EXTRACT TO READ →
* * *
Gastritis is inflammation or irritation of the lining of your stomach.
What increases my risk for gastritis?
- Infection with bacteria, a virus, or a parasite
- NSAIDs, aspirin, or steroid medicine
- Use of tobacco products or alcohol
- Trauma such as an injury to your stomach or intestine
- Autoimmune disorders such as diabetes, thyroid disease, or Crohn disease
- Age older than 60 years
- Illegal drugs, such as cocaine
What are the signs and symptoms of gastritis?
- Stomach pain, burning, or tenderness when you press on it
- Stomach fullness or tightness
- Nausea or vomiting
- Loss of appetite, or feeling full quickly when you eat
- Bad breath
- Fatigue or feeling more tired than usual
How is gastritis diagnosed?
Your healthcare provider will ask about your signs and symptoms and examine you. You may need any of the following:
- Blood tests may be used to show an infection, dehydration, or anemia (low red blood cell levels).
- A bowel movement sample may be tested for blood or the germ that may be causing your gastritis.
- A breath test may show if H pylori is causing your gastritis. You will be given a liquid to drink. Then you will breathe into a bag. Your healthcare provider will measure the amount of carbon dioxide in your breath. Extra amounts of carbon dioxide may mean you have an H pylori infection.
- An endoscopy may be used to look for irritation or bleeding in your stomach. Your healthcare provider will use an endoscope (tube with a light and camera on the end) during the procedure. He or she may take a sample from your stomach to be tested.
How is gastritis treated?
Your symptoms may go away without treatment. Treatment will depend on what is causing your gastritis. Your healthcare provider may recommend changes to the medicines you take. Medicines may be given to help treat a bacterial infection or decrease stomach acid.
How can I manage or prevent gastritis?
- Do not smoke. Nicotine and other chemicals in cigarettes and cigars can make your symptoms worse and cause lung damage. Ask your healthcare provider for information if you currently smoke and need help to quit. E-cigarettes or smokeless tobacco still contain nicotine. Talk to your healthcare provider before you use these products.
- Do not drink alcohol. Alcohol can prevent healing and make your gastritis worse. Talk to your healthcare provider if you need help to stop drinking.
* * *
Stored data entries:
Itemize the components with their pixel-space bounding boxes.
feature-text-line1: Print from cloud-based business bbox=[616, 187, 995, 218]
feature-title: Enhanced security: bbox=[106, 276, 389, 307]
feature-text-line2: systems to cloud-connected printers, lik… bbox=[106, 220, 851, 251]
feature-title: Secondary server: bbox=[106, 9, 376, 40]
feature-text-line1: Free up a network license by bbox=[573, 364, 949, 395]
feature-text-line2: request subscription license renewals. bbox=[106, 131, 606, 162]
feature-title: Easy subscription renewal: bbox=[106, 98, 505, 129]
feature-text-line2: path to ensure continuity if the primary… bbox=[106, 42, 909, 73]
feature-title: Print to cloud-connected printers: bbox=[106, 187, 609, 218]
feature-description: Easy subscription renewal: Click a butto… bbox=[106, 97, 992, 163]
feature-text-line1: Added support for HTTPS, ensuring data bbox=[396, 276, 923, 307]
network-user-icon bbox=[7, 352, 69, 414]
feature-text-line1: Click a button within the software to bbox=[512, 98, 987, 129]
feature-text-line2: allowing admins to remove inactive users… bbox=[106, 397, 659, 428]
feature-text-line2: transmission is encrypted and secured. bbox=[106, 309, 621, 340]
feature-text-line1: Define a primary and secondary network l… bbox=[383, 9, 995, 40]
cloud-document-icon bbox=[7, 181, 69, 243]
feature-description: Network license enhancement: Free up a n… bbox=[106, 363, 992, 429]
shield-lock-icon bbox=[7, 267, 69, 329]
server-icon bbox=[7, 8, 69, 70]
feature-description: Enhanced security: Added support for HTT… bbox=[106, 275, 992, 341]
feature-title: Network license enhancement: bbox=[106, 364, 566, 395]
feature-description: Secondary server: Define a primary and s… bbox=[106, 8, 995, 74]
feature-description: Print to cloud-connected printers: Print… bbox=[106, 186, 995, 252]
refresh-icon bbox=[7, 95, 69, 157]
* * *
TASKS →
[1] List the tests that the gastritis text says may be used to diagnose the condition.
[2] Carry on the gastritis text from its last sentence.

RESPONSES IN ORDER →
[1]
- Blood tests
- A bowel movement sample
- A breath test
- An endoscopy

[2]
- Do not take NSAIDs or aspirin unless directed. These and similar medicines can cause irritation of your stomach lining. If your healthcare provider says it is okay to take NSAIDs, take them with food.
- Do not eat foods that cause irritation. Foods such as oranges and salsa can cause burning or pain. Eat a variety of healthy foods. Examples include fruits (not citrus), vegetables, low-fat dairy products, beans, whole-grain breads, and lean meats and fish. Try to eat small meals, and drink water with your meals. Do not eat for at least 3 hours before you go to bed.
- Find ways to relax and decrease stress. Stress can increase stomach acid and make gastritis worse. Activities such as yoga, meditation, or listening to music can help you relax. Spend time with friends, or do things you enjoy.
Call 911 for any of the following:
- You develop chest pain or shortness of breath.
When should I seek immediate care?
- You vomit blood.
- You have black or bloody bowel movements.
- You have severe stomach or back pain.
When should I contact my healthcare provider?
- You have a fever.
- You have new or worsening symptoms, even after treatment.
- You have questions or concerns about your condition or care.
Care AgreementYou have the right to help plan your care. Learn about your health condition and how it may be treated. Discuss treatment options with your caregivers to decide what care you want to receive. You always have the right to refuse treatment. The above information is an educational aid only. It is not intended as medical advice for individual conditions or treatments. Talk to your doctor, nurse or pharmacist before following any medical regimen to see if it is safe and effective for you.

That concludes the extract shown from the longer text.